§ **Bounding box annotations**
· · · ·

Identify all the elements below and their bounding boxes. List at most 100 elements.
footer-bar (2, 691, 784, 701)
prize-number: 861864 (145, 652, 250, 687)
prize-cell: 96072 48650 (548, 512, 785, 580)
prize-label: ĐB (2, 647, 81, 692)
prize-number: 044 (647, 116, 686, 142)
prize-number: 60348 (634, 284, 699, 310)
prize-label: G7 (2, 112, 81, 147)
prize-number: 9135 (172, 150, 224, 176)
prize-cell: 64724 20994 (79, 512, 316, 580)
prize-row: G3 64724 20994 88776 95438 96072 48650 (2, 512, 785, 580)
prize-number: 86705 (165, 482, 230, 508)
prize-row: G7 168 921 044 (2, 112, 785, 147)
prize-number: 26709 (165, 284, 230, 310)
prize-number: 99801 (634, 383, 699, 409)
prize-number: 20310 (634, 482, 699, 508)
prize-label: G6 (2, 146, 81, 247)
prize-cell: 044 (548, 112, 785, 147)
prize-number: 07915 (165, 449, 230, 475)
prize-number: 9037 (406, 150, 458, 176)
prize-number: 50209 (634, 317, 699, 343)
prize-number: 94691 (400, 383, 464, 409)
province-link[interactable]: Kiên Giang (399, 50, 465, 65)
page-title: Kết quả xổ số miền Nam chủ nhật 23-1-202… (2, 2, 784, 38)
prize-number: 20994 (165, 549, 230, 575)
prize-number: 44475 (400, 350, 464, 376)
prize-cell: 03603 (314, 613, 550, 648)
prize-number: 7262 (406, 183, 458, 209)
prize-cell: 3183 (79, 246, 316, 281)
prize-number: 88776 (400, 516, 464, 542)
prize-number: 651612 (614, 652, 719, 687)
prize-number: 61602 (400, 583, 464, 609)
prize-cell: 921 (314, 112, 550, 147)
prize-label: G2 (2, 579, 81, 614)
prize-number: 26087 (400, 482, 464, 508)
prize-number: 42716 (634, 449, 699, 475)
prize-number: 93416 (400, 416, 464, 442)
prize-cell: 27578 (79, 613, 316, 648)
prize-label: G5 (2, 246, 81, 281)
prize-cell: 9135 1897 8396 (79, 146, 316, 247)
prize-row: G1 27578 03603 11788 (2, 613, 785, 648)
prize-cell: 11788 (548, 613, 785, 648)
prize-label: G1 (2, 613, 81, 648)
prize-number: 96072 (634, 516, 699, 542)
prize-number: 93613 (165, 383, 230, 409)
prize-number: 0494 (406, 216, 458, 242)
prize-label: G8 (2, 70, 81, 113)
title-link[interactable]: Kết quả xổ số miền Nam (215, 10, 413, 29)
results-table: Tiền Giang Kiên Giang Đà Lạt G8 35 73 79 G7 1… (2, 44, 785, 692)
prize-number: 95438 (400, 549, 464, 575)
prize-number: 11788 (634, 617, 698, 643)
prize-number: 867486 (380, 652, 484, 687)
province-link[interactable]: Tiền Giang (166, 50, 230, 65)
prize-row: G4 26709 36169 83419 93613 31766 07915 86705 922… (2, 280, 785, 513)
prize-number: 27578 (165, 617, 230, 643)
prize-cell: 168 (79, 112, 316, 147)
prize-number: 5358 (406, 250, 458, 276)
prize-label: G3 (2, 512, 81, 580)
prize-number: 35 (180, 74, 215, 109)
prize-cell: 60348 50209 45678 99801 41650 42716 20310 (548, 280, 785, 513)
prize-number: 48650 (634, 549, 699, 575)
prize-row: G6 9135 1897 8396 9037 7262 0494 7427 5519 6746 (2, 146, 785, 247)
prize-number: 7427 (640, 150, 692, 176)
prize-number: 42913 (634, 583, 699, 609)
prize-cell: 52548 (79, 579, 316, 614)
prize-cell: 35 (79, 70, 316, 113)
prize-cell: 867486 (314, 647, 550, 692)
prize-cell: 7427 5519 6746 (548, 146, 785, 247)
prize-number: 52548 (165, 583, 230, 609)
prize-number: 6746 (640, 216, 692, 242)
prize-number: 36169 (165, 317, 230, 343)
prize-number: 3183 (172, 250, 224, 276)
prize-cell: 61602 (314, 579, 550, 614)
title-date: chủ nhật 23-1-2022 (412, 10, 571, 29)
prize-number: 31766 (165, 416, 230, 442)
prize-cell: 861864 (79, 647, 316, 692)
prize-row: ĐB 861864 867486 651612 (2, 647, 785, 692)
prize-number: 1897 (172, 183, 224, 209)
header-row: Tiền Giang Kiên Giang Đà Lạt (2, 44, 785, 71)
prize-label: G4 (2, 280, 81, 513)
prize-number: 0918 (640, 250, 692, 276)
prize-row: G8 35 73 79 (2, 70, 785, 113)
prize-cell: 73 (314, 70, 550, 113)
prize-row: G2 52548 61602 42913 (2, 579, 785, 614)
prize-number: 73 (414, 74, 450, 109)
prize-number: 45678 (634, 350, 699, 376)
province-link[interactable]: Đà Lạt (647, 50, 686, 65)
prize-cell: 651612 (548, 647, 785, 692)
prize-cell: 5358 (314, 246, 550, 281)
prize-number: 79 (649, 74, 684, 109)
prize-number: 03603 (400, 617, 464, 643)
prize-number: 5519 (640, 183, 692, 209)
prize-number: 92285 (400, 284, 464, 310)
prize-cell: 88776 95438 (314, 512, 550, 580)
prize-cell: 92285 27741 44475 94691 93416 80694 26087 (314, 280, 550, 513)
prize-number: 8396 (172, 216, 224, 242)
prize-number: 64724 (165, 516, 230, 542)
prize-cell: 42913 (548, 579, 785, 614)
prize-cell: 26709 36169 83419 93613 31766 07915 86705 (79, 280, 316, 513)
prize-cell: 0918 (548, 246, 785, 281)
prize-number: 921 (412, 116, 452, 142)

· · · ·

§ **PROBLEM DETAILS**
Turn every line of the records above into a numbered list, leaving out any blank lines.

§ **FINAL RESULT**
1. Identify all the elements below and their bounding boxes. List at most 100 elements.
2. footer-bar (2, 691, 784, 701)
3. prize-number: 861864 (145, 652, 250, 687)
4. prize-cell: 96072 48650 (548, 512, 785, 580)
5. prize-label: ĐB (2, 647, 81, 692)
6. prize-number: 044 (647, 116, 686, 142)
7. prize-number: 60348 (634, 284, 699, 310)
8. prize-label: G7 (2, 112, 81, 147)
9. prize-number: 9135 (172, 150, 224, 176)
10. prize-cell: 64724 20994 (79, 512, 316, 580)
11. prize-row: G3 64724 20994 88776 95438 96072 48650 (2, 512, 785, 580)
12. prize-number: 86705 (165, 482, 230, 508)
13. prize-row: G7 168 921 044 (2, 112, 785, 147)
14. prize-number: 26709 (165, 284, 230, 310)
15. prize-number: 99801 (634, 383, 699, 409)
16. prize-number: 20310 (634, 482, 699, 508)
17. prize-label: G6 (2, 146, 81, 247)
18. prize-cell: 044 (548, 112, 785, 147)
19. prize-number: 07915 (165, 449, 230, 475)
20. prize-number: 9037 (406, 150, 458, 176)
21. prize-number: 50209 (634, 317, 699, 343)
22. prize-number: 94691 (400, 383, 464, 409)
23. province-link[interactable]: Kiên Giang (399, 50, 465, 65)
24. page-title: Kết quả xổ số miền Nam chủ nhật 23-1-202… (2, 2, 784, 38)
25. prize-number: 20994 (165, 549, 230, 575)
26. prize-number: 44475 (400, 350, 464, 376)
27. prize-cell: 03603 (314, 613, 550, 648)
28. prize-number: 7262 (406, 183, 458, 209)
29. prize-cell: 3183 (79, 246, 316, 281)
30. prize-number: 88776 (400, 516, 464, 542)
31. prize-number: 651612 (614, 652, 719, 687)
32. prize-number: 61602 (400, 583, 464, 609)
33. prize-cell: 921 (314, 112, 550, 147)
34. prize-label: G2 (2, 579, 81, 614)
35. prize-number: 26087 (400, 482, 464, 508)
36. prize-number: 42716 (634, 449, 699, 475)
37. prize-number: 93416 (400, 416, 464, 442)
38. prize-cell: 27578 (79, 613, 316, 648)
39. prize-label: G5 (2, 246, 81, 281)
40. prize-cell: 9135 1897 8396 (79, 146, 316, 247)
41. prize-row: G1 27578 03603 11788 (2, 613, 785, 648)
42. prize-cell: 11788 (548, 613, 785, 648)
43. prize-label: G1 (2, 613, 81, 648)
44. prize-number: 96072 (634, 516, 699, 542)
45. prize-number: 93613 (165, 383, 230, 409)
46. prize-number: 0494 (406, 216, 458, 242)
47. prize-label: G8 (2, 70, 81, 113)
48. title-link[interactable]: Kết quả xổ số miền Nam (215, 10, 413, 29)
49. results-table: Tiền Giang Kiên Giang Đà Lạt G8 35 73 79 G7 1… (2, 44, 785, 692)
50. prize-number: 95438 (400, 549, 464, 575)
51. prize-number: 11788 (634, 617, 698, 643)
52. prize-number: 867486 (380, 652, 484, 687)
53. province-link[interactable]: Tiền Giang (166, 50, 230, 65)
54. prize-row: G4 26709 36169 83419 93613 31766 07915 86705 922… (2, 280, 785, 513)
55. prize-number: 27578 (165, 617, 230, 643)
56. prize-cell: 168 (79, 112, 316, 147)
57. prize-number: 5358 (406, 250, 458, 276)
58. prize-label: G3 (2, 512, 81, 580)
59. prize-number: 35 (180, 74, 215, 109)
60. prize-cell: 60348 50209 45678 99801 41650 42716 20310 (548, 280, 785, 513)
61. prize-number: 48650 (634, 549, 699, 575)
62. prize-row: G6 9135 1897 8396 9037 7262 0494 7427 5519 6746 (2, 146, 785, 247)
63. prize-number: 7427 (640, 150, 692, 176)
64. prize-number: 42913 (634, 583, 699, 609)
65. prize-cell: 52548 (79, 579, 316, 614)
66. prize-cell: 35 (79, 70, 316, 113)
67. prize-cell: 867486 (314, 647, 550, 692)
68. prize-cell: 7427 5519 6746 (548, 146, 785, 247)
69. prize-number: 52548 (165, 583, 230, 609)
70. prize-number: 6746 (640, 216, 692, 242)
71. prize-number: 36169 (165, 317, 230, 343)
72. prize-number: 3183 (172, 250, 224, 276)
73. prize-cell: 61602 (314, 579, 550, 614)
74. title-date: chủ nhật 23-1-2022 (412, 10, 571, 29)
75. prize-number: 31766 (165, 416, 230, 442)
76. prize-cell: 861864 (79, 647, 316, 692)
77. prize-row: ĐB 861864 867486 651612 (2, 647, 785, 692)
78. prize-number: 1897 (172, 183, 224, 209)
79. header-row: Tiền Giang Kiên Giang Đà Lạt (2, 44, 785, 71)
80. prize-label: G4 (2, 280, 81, 513)
81. prize-number: 0918 (640, 250, 692, 276)
82. prize-row: G8 35 73 79 (2, 70, 785, 113)
83. prize-cell: 73 (314, 70, 550, 113)
84. prize-row: G2 52548 61602 42913 (2, 579, 785, 614)
85. prize-number: 73 (414, 74, 450, 109)
86. prize-number: 45678 (634, 350, 699, 376)
87. province-link[interactable]: Đà Lạt (647, 50, 686, 65)
88. prize-cell: 651612 (548, 647, 785, 692)
89. prize-cell: 5358 (314, 246, 550, 281)
90. prize-number: 79 (649, 74, 684, 109)
91. prize-number: 03603 (400, 617, 464, 643)
92. prize-number: 5519 (640, 183, 692, 209)
93. prize-number: 92285 (400, 284, 464, 310)
94. prize-cell: 88776 95438 (314, 512, 550, 580)
95. prize-cell: 92285 27741 44475 94691 93416 80694 26087 (314, 280, 550, 513)
96. prize-number: 8396 (172, 216, 224, 242)
97. prize-number: 64724 (165, 516, 230, 542)
98. prize-cell: 42913 (548, 579, 785, 614)
99. prize-cell: 26709 36169 83419 93613 31766 07915 86705 (79, 280, 316, 513)
100. prize-cell: 0918 (548, 246, 785, 281)
101. prize-number: 921 (412, 116, 452, 142)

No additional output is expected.